Retype the listing without changes, from its first line through the line that holds "stat-label: Ha modificato", including both.

============================================================

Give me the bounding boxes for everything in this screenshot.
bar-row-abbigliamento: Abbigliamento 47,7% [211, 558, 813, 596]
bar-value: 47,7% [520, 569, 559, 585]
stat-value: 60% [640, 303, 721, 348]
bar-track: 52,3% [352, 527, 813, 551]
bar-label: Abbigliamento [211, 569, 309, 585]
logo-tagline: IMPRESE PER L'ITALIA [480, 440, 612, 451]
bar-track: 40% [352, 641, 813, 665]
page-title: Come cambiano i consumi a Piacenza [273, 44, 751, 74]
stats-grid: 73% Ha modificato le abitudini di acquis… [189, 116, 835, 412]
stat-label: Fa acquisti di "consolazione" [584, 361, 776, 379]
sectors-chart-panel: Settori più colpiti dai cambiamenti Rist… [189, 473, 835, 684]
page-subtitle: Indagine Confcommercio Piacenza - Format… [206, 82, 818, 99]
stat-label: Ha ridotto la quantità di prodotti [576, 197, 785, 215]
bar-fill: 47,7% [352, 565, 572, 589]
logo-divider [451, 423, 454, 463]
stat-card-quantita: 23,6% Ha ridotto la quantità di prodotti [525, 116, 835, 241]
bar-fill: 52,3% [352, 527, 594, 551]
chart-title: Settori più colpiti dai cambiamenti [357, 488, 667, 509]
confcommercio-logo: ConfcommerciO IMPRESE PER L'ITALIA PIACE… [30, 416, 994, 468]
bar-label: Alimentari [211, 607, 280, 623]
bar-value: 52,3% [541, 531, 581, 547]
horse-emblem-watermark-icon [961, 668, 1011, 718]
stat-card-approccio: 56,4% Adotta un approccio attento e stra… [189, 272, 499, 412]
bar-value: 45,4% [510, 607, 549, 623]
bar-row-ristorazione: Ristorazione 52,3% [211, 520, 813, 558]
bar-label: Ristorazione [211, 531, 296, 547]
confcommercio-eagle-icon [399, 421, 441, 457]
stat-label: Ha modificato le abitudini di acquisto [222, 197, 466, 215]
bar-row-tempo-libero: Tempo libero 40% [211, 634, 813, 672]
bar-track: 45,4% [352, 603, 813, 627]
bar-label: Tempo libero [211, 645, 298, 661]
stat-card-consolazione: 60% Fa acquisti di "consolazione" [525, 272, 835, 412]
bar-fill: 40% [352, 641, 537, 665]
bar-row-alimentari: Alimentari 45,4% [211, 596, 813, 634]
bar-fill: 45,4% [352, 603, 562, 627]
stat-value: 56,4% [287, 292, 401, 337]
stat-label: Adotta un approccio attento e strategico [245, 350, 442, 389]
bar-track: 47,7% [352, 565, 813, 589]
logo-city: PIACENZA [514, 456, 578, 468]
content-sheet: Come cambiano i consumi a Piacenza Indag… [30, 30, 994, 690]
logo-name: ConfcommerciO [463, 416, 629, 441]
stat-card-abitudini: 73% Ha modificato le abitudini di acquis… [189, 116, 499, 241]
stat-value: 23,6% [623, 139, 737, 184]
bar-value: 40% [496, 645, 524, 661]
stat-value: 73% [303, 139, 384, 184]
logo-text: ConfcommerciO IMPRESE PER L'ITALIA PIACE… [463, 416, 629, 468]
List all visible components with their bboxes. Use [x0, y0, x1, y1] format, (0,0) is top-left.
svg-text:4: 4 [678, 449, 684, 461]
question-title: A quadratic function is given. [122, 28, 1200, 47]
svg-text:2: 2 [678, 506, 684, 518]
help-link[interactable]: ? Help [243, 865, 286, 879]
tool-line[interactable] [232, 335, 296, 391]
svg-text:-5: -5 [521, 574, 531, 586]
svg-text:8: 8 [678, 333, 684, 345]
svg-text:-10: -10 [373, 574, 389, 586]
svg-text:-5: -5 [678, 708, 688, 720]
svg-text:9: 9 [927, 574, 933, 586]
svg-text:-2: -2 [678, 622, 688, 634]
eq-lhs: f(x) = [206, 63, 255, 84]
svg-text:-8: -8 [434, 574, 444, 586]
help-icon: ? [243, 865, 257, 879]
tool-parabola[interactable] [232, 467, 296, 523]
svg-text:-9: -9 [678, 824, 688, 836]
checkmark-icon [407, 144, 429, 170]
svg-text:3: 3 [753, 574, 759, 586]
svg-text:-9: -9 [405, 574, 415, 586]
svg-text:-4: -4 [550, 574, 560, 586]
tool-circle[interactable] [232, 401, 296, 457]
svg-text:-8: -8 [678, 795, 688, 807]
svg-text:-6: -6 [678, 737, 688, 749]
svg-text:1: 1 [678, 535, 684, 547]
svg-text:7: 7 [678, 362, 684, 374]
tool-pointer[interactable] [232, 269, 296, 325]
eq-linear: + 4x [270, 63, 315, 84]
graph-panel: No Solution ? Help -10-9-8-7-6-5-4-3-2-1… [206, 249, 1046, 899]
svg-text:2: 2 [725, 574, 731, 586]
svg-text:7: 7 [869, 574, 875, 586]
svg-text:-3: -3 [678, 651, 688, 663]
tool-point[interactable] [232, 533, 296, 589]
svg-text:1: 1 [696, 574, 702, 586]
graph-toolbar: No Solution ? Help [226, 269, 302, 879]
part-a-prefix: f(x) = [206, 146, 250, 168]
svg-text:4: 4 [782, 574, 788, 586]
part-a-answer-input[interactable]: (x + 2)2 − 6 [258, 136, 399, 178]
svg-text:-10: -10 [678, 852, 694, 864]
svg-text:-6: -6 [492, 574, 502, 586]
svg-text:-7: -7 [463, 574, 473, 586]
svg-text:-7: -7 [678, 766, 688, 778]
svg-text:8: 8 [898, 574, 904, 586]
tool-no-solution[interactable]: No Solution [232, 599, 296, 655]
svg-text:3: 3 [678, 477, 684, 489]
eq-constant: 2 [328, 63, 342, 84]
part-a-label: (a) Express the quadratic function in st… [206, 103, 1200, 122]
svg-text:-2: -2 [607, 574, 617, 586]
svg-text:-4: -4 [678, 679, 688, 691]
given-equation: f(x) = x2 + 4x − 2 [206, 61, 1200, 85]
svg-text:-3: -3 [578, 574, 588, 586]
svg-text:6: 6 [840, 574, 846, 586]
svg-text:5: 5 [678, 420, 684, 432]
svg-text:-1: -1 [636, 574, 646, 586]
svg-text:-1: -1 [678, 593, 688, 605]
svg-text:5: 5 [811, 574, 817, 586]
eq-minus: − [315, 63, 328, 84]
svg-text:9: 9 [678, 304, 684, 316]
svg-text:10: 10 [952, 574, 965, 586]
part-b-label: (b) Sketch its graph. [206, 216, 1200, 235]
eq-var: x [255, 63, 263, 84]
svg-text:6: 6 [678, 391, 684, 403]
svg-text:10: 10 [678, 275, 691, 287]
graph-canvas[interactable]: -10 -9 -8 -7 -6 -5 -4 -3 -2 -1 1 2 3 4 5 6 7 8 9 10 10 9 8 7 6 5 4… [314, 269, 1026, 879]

============================================================

• [Correct result]
Give me the bounding boxes for everything in this screenshot.
bar-row-abbigliamento: Abbigliamento 47,7% [211, 558, 813, 596]
bar-value: 47,7% [520, 569, 559, 585]
stat-value: 60% [640, 303, 721, 348]
bar-track: 52,3% [352, 527, 813, 551]
bar-label: Abbigliamento [211, 569, 309, 585]
logo-tagline: IMPRESE PER L'ITALIA [480, 440, 612, 451]
bar-track: 40% [352, 641, 813, 665]
page-title: Come cambiano i consumi a Piacenza [273, 44, 751, 74]
stats-grid: 73% Ha modificato le abitudini di acquis… [189, 116, 835, 412]
stat-label: Fa acquisti di "consolazione" [584, 361, 776, 379]
sectors-chart-panel: Settori più colpiti dai cambiamenti Rist… [189, 473, 835, 684]
page-subtitle: Indagine Confcommercio Piacenza - Format… [206, 82, 818, 99]
stat-label: Ha ridotto la quantità di prodotti [576, 197, 785, 215]
bar-fill: 47,7% [352, 565, 572, 589]
logo-divider [451, 423, 454, 463]
stat-card-quantita: 23,6% Ha ridotto la quantità di prodotti [525, 116, 835, 241]
bar-fill: 52,3% [352, 527, 594, 551]
chart-title: Settori più colpiti dai cambiamenti [357, 488, 667, 509]
confcommercio-logo: ConfcommerciO IMPRESE PER L'ITALIA PIACE… [30, 416, 994, 468]
bar-label: Alimentari [211, 607, 280, 623]
bar-value: 52,3% [541, 531, 581, 547]
horse-emblem-watermark-icon [961, 668, 1011, 718]
stat-card-approccio: 56,4% Adotta un approccio attento e stra… [189, 272, 499, 412]
bar-value: 45,4% [510, 607, 549, 623]
bar-row-ristorazione: Ristorazione 52,3% [211, 520, 813, 558]
bar-label: Ristorazione [211, 531, 296, 547]
confcommercio-eagle-icon [399, 421, 441, 457]
stat-label: Ha modificato le abitudini di acquisto [222, 197, 466, 215]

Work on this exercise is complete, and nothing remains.